_WHAT THIS TASK INVOLVES:_ From the records below, pull each line that has "学习时间".

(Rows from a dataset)
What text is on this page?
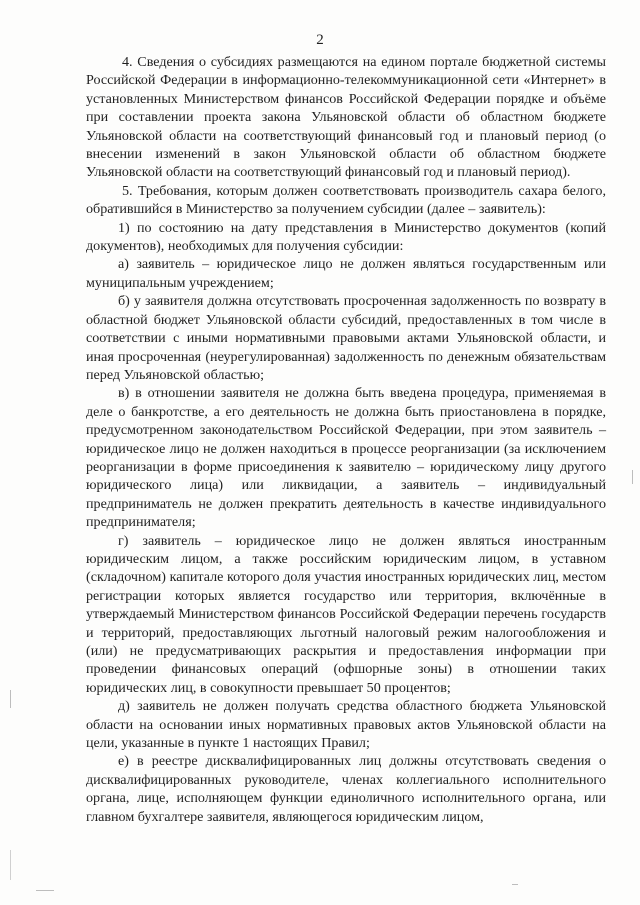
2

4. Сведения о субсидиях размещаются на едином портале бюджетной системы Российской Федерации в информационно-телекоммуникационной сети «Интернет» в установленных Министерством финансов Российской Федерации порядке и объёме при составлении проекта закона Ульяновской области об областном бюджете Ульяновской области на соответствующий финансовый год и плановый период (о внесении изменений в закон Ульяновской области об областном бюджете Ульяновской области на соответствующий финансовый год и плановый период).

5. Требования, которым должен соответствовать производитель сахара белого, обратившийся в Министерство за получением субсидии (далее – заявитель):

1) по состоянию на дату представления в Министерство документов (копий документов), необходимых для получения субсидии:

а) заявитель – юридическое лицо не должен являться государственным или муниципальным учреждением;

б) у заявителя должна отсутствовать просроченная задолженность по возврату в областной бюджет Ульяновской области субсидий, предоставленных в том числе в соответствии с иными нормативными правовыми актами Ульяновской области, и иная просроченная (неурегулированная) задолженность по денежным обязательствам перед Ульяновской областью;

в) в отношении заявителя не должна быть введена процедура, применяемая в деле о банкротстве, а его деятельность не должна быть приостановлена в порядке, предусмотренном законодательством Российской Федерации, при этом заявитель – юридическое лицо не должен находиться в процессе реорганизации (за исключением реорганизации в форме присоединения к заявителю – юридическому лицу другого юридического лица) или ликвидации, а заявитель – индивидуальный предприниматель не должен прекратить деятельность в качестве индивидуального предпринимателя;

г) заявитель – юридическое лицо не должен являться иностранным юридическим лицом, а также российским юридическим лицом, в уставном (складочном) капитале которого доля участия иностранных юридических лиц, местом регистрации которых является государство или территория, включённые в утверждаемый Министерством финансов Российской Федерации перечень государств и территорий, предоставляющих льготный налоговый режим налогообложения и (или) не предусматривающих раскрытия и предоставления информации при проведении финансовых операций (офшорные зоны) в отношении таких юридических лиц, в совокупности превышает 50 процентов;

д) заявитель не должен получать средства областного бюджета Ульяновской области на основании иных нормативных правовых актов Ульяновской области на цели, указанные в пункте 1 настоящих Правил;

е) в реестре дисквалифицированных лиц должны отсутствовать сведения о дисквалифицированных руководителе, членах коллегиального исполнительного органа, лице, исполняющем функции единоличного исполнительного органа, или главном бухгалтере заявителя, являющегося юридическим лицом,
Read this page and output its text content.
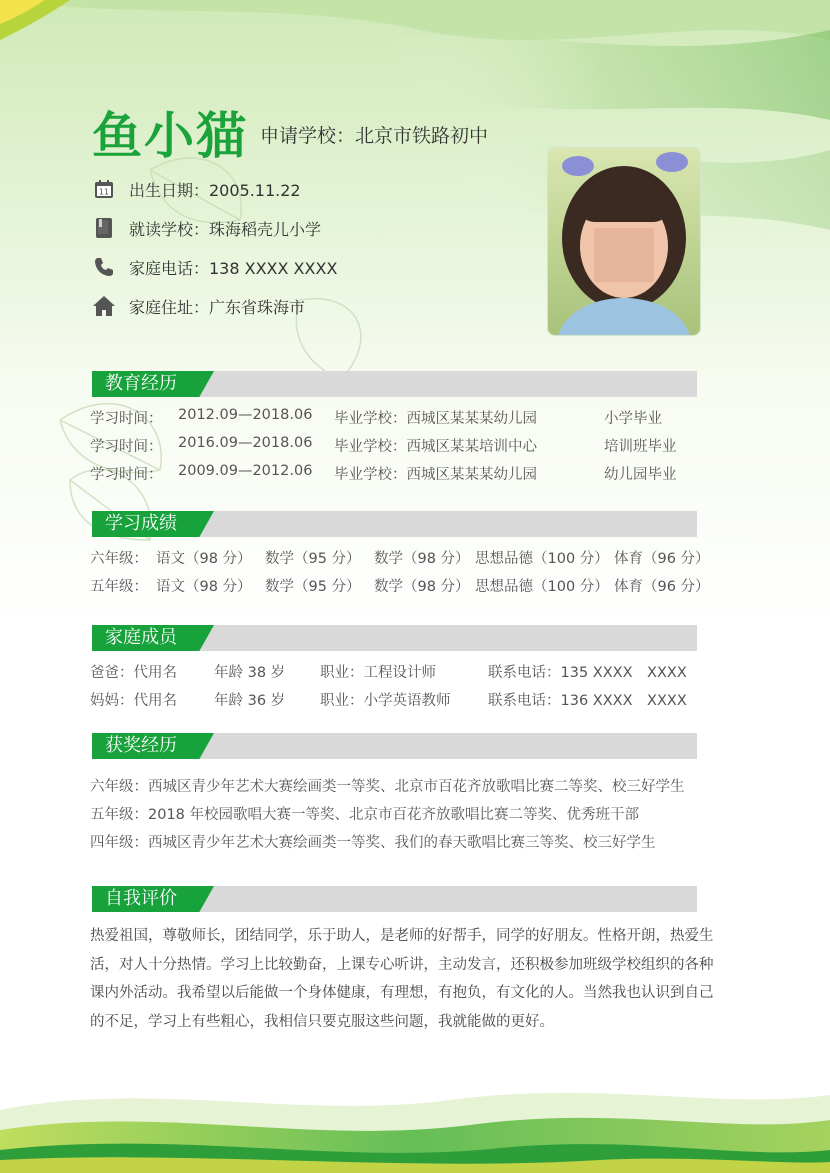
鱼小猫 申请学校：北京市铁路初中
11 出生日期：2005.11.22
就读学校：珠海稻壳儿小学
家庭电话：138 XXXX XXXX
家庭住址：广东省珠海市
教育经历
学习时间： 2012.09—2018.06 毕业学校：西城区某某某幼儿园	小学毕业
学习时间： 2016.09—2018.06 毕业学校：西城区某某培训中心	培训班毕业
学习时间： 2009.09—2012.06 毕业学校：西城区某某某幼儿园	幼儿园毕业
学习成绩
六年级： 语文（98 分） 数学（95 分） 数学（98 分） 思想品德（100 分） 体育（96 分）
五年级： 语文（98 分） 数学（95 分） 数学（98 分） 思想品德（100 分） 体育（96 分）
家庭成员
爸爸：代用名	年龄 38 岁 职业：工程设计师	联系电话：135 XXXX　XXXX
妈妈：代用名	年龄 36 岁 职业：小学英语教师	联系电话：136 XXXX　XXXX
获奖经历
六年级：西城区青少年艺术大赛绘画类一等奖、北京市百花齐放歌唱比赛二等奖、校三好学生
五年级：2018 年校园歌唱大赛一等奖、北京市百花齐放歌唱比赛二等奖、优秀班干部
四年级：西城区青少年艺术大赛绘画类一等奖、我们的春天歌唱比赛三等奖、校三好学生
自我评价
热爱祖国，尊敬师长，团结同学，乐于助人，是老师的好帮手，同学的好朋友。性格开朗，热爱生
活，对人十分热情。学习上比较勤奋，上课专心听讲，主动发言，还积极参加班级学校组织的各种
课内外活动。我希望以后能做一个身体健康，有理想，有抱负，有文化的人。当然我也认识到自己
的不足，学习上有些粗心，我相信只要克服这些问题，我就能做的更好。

_COMPLETE RESPONSE:_
学习时间： 2012.09—2018.06 毕业学校：西城区某某某幼儿园	小学毕业
学习时间： 2016.09—2018.06 毕业学校：西城区某某培训中心	培训班毕业
学习时间： 2009.09—2012.06 毕业学校：西城区某某某幼儿园	幼儿园毕业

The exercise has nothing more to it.